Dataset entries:
## Start
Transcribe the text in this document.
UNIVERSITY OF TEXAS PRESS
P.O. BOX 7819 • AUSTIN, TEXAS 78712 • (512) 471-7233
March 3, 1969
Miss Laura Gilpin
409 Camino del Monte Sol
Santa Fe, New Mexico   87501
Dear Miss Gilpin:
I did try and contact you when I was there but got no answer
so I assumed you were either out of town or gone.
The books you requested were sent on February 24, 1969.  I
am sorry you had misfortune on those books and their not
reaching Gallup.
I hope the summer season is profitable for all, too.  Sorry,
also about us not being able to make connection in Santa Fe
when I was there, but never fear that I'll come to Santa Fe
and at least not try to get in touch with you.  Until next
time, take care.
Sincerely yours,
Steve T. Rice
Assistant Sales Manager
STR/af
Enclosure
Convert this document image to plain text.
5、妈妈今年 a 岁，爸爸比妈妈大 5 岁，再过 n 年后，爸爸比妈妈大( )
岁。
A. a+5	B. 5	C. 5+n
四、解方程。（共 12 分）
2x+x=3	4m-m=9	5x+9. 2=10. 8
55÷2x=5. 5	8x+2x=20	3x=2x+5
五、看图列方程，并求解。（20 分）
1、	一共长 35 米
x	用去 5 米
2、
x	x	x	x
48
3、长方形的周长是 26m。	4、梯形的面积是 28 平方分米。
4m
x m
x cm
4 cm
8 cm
## End
Short task:
Write each line above out exactly.

Exercise answer:
Transcribe the text in this document.
UNIVERSITY OF TEXAS PRESS
P.O. BOX 7819 • AUSTIN, TEXAS 78712 • (512) 471-7233
March 3, 1969
Miss Laura Gilpin
409 Camino del Monte Sol
Santa Fe, New Mexico   87501
Dear Miss Gilpin:
I did try and contact you when I was there but got no answer
so I assumed you were either out of town or gone.
The books you requested were sent on February 24, 1969.  I
am sorry you had misfortune on those books and their not
reaching Gallup.
I hope the summer season is profitable for all, too.  Sorry,
also about us not being able to make connection in Santa Fe
when I was there, but never fear that I'll come to Santa Fe
and at least not try to get in touch with you.  Until next
time, take care.
Sincerely yours,
Steve T. Rice
Assistant Sales Manager
STR/af
Enclosure
Convert this document image to plain text.
5、妈妈今年 a 岁，爸爸比妈妈大 5 岁，再过 n 年后，爸爸比妈妈大( )
岁。
A. a+5	B. 5	C. 5+n
四、解方程。（共 12 分）
2x+x=3	4m-m=9	5x+9. 2=10. 8
55÷2x=5. 5	8x+2x=20	3x=2x+5
五、看图列方程，并求解。（20 分）
1、	一共长 35 米
x	用去 5 米
2、
x	x	x	x
48
3、长方形的周长是 26m。	4、梯形的面积是 28 平方分米。
4m
x m
x cm
4 cm
8 cm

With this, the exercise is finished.